SET EXERCISE: In the entries that follow, count each line containing "factors" and state the total, nothing more.

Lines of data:
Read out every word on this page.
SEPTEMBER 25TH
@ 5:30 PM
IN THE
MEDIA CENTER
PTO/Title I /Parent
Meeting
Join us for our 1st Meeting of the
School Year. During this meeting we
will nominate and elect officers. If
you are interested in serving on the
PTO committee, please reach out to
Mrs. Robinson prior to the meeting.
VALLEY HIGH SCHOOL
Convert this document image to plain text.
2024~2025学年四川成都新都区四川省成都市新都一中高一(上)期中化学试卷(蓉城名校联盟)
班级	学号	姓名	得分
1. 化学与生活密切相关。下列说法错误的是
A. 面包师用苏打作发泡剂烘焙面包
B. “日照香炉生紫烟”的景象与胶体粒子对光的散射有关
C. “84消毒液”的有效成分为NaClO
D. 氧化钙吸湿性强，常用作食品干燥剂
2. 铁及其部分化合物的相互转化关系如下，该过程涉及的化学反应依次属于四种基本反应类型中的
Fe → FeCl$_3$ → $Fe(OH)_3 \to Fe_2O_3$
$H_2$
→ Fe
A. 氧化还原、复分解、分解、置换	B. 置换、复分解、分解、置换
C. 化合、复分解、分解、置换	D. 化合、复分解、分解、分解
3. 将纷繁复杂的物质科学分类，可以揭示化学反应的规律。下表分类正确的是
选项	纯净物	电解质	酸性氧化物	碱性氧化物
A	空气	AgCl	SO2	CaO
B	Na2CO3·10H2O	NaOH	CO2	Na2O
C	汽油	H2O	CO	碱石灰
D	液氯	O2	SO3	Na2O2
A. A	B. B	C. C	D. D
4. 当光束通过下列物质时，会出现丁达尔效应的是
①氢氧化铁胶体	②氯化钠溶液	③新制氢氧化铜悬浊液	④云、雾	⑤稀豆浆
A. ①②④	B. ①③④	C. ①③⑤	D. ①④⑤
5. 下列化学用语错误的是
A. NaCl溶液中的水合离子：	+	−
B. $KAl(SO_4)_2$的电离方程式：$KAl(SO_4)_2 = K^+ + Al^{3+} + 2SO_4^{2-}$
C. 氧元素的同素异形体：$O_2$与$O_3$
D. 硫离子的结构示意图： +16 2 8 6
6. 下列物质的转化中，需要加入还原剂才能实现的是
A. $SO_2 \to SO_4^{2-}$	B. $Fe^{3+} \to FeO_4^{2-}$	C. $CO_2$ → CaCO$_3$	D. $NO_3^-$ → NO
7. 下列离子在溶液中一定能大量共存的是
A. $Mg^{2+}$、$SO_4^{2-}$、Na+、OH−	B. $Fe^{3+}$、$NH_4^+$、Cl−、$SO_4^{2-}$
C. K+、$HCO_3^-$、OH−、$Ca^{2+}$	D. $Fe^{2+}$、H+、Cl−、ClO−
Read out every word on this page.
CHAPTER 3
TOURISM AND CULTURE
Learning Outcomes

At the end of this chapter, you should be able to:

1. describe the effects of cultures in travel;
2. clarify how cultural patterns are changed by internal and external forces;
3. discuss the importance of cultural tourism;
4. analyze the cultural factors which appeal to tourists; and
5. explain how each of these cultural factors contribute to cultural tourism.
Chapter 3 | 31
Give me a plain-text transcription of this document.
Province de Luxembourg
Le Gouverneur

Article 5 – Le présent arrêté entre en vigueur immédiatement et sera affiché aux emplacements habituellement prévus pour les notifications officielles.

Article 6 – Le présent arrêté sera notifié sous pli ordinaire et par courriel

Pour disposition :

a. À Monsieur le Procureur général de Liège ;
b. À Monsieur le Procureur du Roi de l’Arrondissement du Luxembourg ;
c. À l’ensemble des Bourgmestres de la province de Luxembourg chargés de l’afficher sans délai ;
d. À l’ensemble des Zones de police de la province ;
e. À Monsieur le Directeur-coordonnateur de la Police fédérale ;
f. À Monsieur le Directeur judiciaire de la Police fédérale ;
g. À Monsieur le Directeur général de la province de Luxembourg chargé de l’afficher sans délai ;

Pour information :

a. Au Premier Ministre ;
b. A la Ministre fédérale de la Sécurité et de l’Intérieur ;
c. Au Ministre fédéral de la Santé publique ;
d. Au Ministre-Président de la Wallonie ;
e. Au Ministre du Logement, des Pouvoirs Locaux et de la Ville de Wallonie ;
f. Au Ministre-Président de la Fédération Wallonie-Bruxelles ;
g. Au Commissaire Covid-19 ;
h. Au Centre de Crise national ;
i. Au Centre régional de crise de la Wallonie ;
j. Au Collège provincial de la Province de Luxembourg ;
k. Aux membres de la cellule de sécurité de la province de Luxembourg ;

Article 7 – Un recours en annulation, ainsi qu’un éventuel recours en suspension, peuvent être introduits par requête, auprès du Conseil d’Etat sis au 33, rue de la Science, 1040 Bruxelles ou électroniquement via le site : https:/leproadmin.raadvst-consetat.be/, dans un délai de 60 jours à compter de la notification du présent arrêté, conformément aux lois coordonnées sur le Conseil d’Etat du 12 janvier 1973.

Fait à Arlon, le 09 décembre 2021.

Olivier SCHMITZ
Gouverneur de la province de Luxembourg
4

WORKED SOLUTION: 2